▶ GIVEN RECORDS:

+ + + + + + +

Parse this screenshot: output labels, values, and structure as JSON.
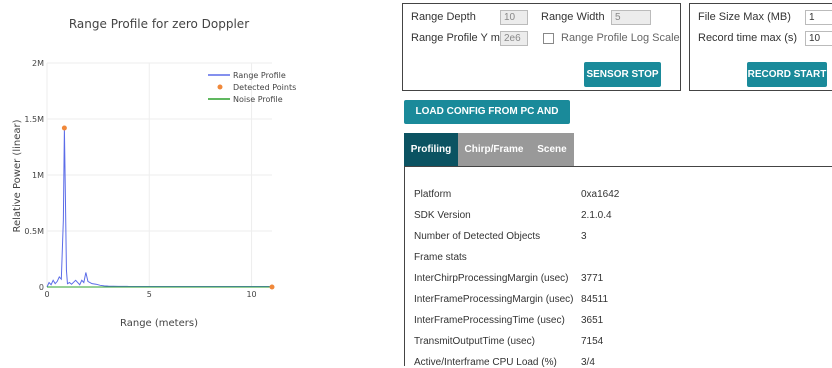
{
  "chart_data": {
    "type": "line",
    "title": "Range Profile for zero Doppler",
    "xlabel": "Range (meters)",
    "ylabel": "Relative Power (linear)",
    "xlim": [
      0,
      11
    ],
    "ylim": [
      0,
      2000000
    ],
    "x_ticks": [
      "0",
      "5",
      "10"
    ],
    "y_ticks": [
      "0",
      "0.5M",
      "1M",
      "1.5M",
      "2M"
    ],
    "legend": [
      "Range Profile",
      "Detected Points",
      "Noise Profile"
    ],
    "legend_position": "top-right",
    "colors": {
      "range_profile": "#5b6ce8",
      "detected_points": "#f0883a",
      "noise_profile": "#2ca02c"
    },
    "series": [
      {
        "name": "Range Profile",
        "x": [
          0,
          0.1,
          0.2,
          0.3,
          0.4,
          0.5,
          0.6,
          0.7,
          0.8,
          0.85,
          0.9,
          0.95,
          1.0,
          1.1,
          1.2,
          1.4,
          1.6,
          1.7,
          1.8,
          1.9,
          2.0,
          2.1,
          2.2,
          2.4,
          2.6,
          2.8,
          3.0,
          3.5,
          4,
          5,
          6,
          7,
          8,
          9,
          10,
          11
        ],
        "y": [
          0,
          40000,
          20000,
          60000,
          30000,
          50000,
          90000,
          70000,
          600000,
          1420000,
          800000,
          150000,
          30000,
          40000,
          25000,
          60000,
          20000,
          60000,
          40000,
          130000,
          50000,
          40000,
          30000,
          25000,
          15000,
          10000,
          8000,
          6000,
          5000,
          5000,
          5000,
          5000,
          5000,
          5000,
          5000,
          5000
        ]
      },
      {
        "name": "Detected Points",
        "x": [
          0.85,
          11
        ],
        "y": [
          1420000,
          0
        ]
      },
      {
        "name": "Noise Profile",
        "x": [
          0,
          11
        ],
        "y": [
          0,
          0
        ]
      }
    ]
  },
  "sensor": {
    "range_depth_label": "Range Depth",
    "range_depth_value": "10",
    "range_width_label": "Range Width",
    "range_width_value": "5",
    "profile_ymax_label": "Range Profile Y max",
    "profile_ymax_value": "2e6",
    "log_scale_label": "Range Profile Log Scale",
    "stop_button": "SENSOR STOP"
  },
  "record": {
    "file_size_label": "File Size Max (MB)",
    "file_size_value": "1",
    "record_time_label": "Record time max (s)",
    "record_time_value": "10",
    "start_button": "RECORD START"
  },
  "load_config_button": "LOAD CONFIG FROM PC AND SEND",
  "tabs": [
    {
      "label": "Profiling"
    },
    {
      "label": "Chirp/Frame"
    },
    {
      "label": "Scene"
    }
  ],
  "stats": [
    {
      "label": "Platform",
      "value": "0xa1642"
    },
    {
      "label": "SDK Version",
      "value": "2.1.0.4"
    },
    {
      "label": "Number of Detected Objects",
      "value": "3"
    },
    {
      "label": "Frame stats",
      "value": ""
    },
    {
      "label": "InterChirpProcessingMargin (usec)",
      "value": "3771"
    },
    {
      "label": "InterFrameProcessingMargin (usec)",
      "value": "84511"
    },
    {
      "label": "InterFrameProcessingTime (usec)",
      "value": "3651"
    },
    {
      "label": "TransmitOutputTime (usec)",
      "value": "7154"
    },
    {
      "label": "Active/Interframe CPU Load (%)",
      "value": "3/4"
    }
  ]
}
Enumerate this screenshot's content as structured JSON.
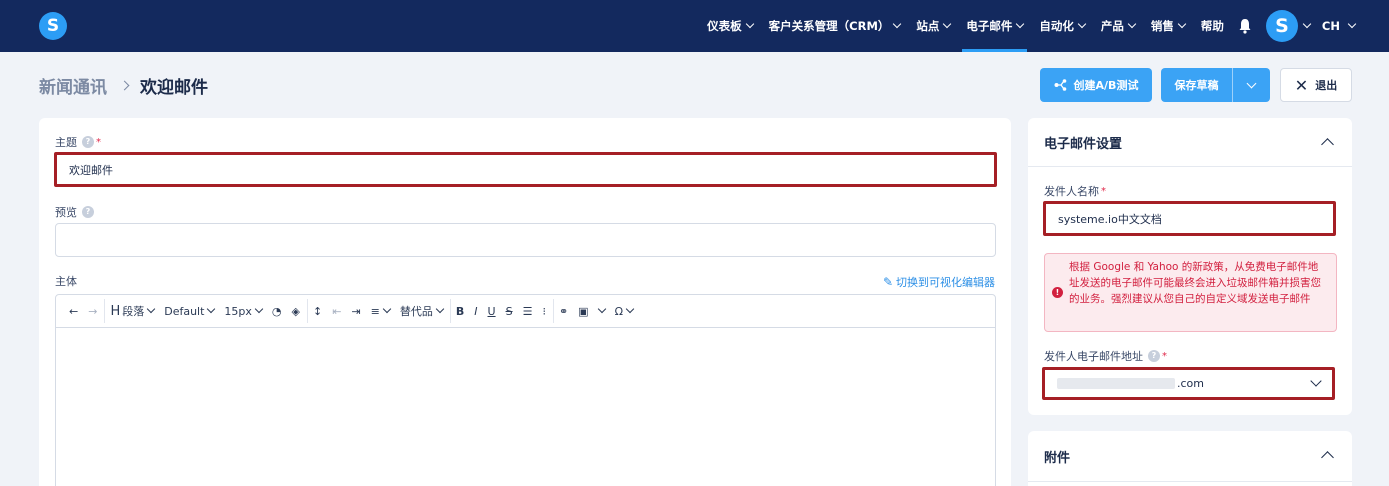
{
  "nav": {
    "logo_letter": "S",
    "items": [
      {
        "label": "仪表板",
        "chevron": true
      },
      {
        "label": "客户关系管理（CRM）",
        "chevron": true
      },
      {
        "label": "站点",
        "chevron": true
      },
      {
        "label": "电子邮件",
        "chevron": true,
        "active": true
      },
      {
        "label": "自动化",
        "chevron": true
      },
      {
        "label": "产品",
        "chevron": true
      },
      {
        "label": "销售",
        "chevron": true
      },
      {
        "label": "帮助",
        "chevron": false
      }
    ],
    "avatar_letter": "S",
    "language": "CH"
  },
  "breadcrumb": {
    "parent": "新闻通讯",
    "current": "欢迎邮件"
  },
  "actions": {
    "ab_test": "创建A/B测试",
    "save_draft": "保存草稿",
    "exit": "退出"
  },
  "form": {
    "subject_label": "主题",
    "subject_value": "欢迎邮件",
    "preview_label": "预览",
    "preview_value": "",
    "body_label": "主体",
    "switch_editor": "切换到可视化编辑器",
    "toolbar": {
      "paragraph": "段落",
      "font": "Default",
      "size": "15px",
      "alternatives": "替代品"
    }
  },
  "settings": {
    "title": "电子邮件设置",
    "sender_name_label": "发件人名称",
    "sender_name_value": "systeme.io中文文档",
    "alert": "根据 Google 和 Yahoo 的新政策，从免费电子邮件地址发送的电子邮件可能最终会进入垃圾邮件箱并损害您的业务。强烈建议从您自己的自定义域发送电子邮件",
    "sender_email_label": "发件人电子邮件地址",
    "sender_email_suffix": ".com"
  },
  "attachments": {
    "title": "附件"
  },
  "colors": {
    "nav_bg": "#13295e",
    "accent": "#3ba3f5",
    "highlight": "#a51f25",
    "alert_text": "#d2203f"
  }
}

+ + + + + + +

Quote the material in full and exactly; do not carry over its pictures.

Parse this screenshot: output labels, values, and structure as JSON.
{
  "chart_data": {
    "type": "line",
    "title": "Range Profile for zero Doppler",
    "xlabel": "Range (meters)",
    "ylabel": "Relative Power (linear)",
    "xlim": [
      0,
      11
    ],
    "ylim": [
      0,
      2000000
    ],
    "x_ticks": [
      "0",
      "5",
      "10"
    ],
    "y_ticks": [
      "0",
      "0.5M",
      "1M",
      "1.5M",
      "2M"
    ],
    "legend": [
      "Range Profile",
      "Detected Points",
      "Noise Profile"
    ],
    "legend_position": "top-right",
    "colors": {
      "range_profile": "#5b6ce8",
      "detected_points": "#f0883a",
      "noise_profile": "#2ca02c"
    },
    "series": [
      {
        "name": "Range Profile",
        "x": [
          0,
          0.1,
          0.2,
          0.3,
          0.4,
          0.5,
          0.6,
          0.7,
          0.8,
          0.85,
          0.9,
          0.95,
          1.0,
          1.1,
          1.2,
          1.4,
          1.6,
          1.7,
          1.8,
          1.9,
          2.0,
          2.1,
          2.2,
          2.4,
          2.6,
          2.8,
          3.0,
          3.5,
          4,
          5,
          6,
          7,
          8,
          9,
          10,
          11
        ],
        "y": [
          0,
          40000,
          20000,
          60000,
          30000,
          50000,
          90000,
          70000,
          600000,
          1420000,
          800000,
          150000,
          30000,
          40000,
          25000,
          60000,
          20000,
          60000,
          40000,
          130000,
          50000,
          40000,
          30000,
          25000,
          15000,
          10000,
          8000,
          6000,
          5000,
          5000,
          5000,
          5000,
          5000,
          5000,
          5000,
          5000
        ]
      },
      {
        "name": "Detected Points",
        "x": [
          0.85,
          11
        ],
        "y": [
          1420000,
          0
        ]
      },
      {
        "name": "Noise Profile",
        "x": [
          0,
          11
        ],
        "y": [
          0,
          0
        ]
      }
    ]
  },
  "sensor": {
    "range_depth_label": "Range Depth",
    "range_depth_value": "10",
    "range_width_label": "Range Width",
    "range_width_value": "5",
    "profile_ymax_label": "Range Profile Y max",
    "profile_ymax_value": "2e6",
    "log_scale_label": "Range Profile Log Scale",
    "stop_button": "SENSOR STOP"
  },
  "record": {
    "file_size_label": "File Size Max (MB)",
    "file_size_value": "1",
    "record_time_label": "Record time max (s)",
    "record_time_value": "10",
    "start_button": "RECORD START"
  },
  "load_config_button": "LOAD CONFIG FROM PC AND SEND",
  "tabs": [
    {
      "label": "Profiling"
    },
    {
      "label": "Chirp/Frame"
    },
    {
      "label": "Scene"
    }
  ],
  "stats": [
    {
      "label": "Platform",
      "value": "0xa1642"
    },
    {
      "label": "SDK Version",
      "value": "2.1.0.4"
    },
    {
      "label": "Number of Detected Objects",
      "value": "3"
    },
    {
      "label": "Frame stats",
      "value": ""
    },
    {
      "label": "InterChirpProcessingMargin (usec)",
      "value": "3771"
    },
    {
      "label": "InterFrameProcessingMargin (usec)",
      "value": "84511"
    },
    {
      "label": "InterFrameProcessingTime (usec)",
      "value": "3651"
    },
    {
      "label": "TransmitOutputTime (usec)",
      "value": "7154"
    },
    {
      "label": "Active/Interframe CPU Load (%)",
      "value": "3/4"
    }
  ]
}
Enumerate this screenshot's content as structured JSON.
{
  "nav": {
    "logo_letter": "S",
    "items": [
      {
        "label": "仪表板",
        "chevron": true
      },
      {
        "label": "客户关系管理（CRM）",
        "chevron": true
      },
      {
        "label": "站点",
        "chevron": true
      },
      {
        "label": "电子邮件",
        "chevron": true,
        "active": true
      },
      {
        "label": "自动化",
        "chevron": true
      },
      {
        "label": "产品",
        "chevron": true
      },
      {
        "label": "销售",
        "chevron": true
      },
      {
        "label": "帮助",
        "chevron": false
      }
    ],
    "avatar_letter": "S",
    "language": "CH"
  },
  "breadcrumb": {
    "parent": "新闻通讯",
    "current": "欢迎邮件"
  },
  "actions": {
    "ab_test": "创建A/B测试",
    "save_draft": "保存草稿",
    "exit": "退出"
  },
  "form": {
    "subject_label": "主题",
    "subject_value": "欢迎邮件",
    "preview_label": "预览",
    "preview_value": "",
    "body_label": "主体",
    "switch_editor": "切换到可视化编辑器",
    "toolbar": {
      "paragraph": "段落",
      "font": "Default",
      "size": "15px",
      "alternatives": "替代品"
    }
  },
  "settings": {
    "title": "电子邮件设置",
    "sender_name_label": "发件人名称",
    "sender_name_value": "systeme.io中文文档",
    "alert": "根据 Google 和 Yahoo 的新政策，从免费电子邮件地址发送的电子邮件可能最终会进入垃圾邮件箱并损害您的业务。强烈建议从您自己的自定义域发送电子邮件",
    "sender_email_label": "发件人电子邮件地址",
    "sender_email_suffix": ".com"
  },
  "attachments": {
    "title": "附件"
  },
  "colors": {
    "nav_bg": "#13295e",
    "accent": "#3ba3f5",
    "highlight": "#a51f25",
    "alert_text": "#d2203f"
  }
}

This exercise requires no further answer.